• Your task: Find how many lines in the material contain "channels"; your answer should be that number alone.

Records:

------------------------------------------------------------

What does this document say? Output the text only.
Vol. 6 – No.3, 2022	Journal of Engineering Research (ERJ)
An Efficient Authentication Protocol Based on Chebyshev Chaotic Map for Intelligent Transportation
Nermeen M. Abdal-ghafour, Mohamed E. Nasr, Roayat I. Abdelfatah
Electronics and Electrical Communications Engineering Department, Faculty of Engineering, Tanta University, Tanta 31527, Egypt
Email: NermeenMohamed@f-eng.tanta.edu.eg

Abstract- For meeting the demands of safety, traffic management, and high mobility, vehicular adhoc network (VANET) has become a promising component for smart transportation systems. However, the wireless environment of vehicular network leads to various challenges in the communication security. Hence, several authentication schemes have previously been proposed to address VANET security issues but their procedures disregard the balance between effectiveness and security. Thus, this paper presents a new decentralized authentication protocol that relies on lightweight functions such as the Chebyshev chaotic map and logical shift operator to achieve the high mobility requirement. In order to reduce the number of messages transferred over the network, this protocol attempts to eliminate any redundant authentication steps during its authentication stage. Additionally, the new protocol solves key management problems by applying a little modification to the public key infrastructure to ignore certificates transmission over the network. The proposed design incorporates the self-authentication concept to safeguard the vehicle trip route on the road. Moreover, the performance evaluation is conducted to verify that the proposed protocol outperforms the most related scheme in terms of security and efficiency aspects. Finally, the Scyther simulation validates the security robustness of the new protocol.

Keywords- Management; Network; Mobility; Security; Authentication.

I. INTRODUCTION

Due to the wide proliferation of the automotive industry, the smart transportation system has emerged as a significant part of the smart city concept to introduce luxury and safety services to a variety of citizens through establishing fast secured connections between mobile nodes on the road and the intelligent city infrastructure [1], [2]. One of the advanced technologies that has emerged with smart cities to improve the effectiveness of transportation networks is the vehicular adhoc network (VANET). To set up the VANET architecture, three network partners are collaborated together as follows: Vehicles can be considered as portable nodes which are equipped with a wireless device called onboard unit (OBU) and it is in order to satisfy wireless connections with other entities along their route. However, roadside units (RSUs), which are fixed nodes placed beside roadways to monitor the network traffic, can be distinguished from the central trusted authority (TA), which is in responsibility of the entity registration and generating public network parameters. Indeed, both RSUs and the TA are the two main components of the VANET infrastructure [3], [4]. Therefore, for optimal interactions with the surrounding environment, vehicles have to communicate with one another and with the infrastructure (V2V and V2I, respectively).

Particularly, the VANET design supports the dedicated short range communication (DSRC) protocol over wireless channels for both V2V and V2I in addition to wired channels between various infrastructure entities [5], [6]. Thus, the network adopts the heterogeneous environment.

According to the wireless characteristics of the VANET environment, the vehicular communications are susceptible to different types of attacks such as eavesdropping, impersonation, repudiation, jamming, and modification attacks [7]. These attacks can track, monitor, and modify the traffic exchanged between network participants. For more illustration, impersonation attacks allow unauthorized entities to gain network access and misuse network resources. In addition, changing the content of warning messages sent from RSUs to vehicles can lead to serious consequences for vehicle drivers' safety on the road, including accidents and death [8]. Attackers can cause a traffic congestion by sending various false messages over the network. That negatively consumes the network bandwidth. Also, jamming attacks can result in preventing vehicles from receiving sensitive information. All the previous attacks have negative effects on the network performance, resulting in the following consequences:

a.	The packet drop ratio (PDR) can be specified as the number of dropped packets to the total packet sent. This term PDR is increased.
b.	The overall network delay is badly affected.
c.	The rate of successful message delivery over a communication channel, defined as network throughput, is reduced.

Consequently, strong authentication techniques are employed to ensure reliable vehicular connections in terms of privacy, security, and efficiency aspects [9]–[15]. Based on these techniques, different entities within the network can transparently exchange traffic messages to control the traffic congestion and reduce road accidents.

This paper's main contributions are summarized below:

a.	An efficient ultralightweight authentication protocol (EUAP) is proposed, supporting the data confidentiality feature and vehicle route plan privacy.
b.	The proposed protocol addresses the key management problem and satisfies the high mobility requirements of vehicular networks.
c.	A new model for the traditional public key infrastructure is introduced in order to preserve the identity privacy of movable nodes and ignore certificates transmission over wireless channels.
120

------------------------------------------------------------

• Written answer: 2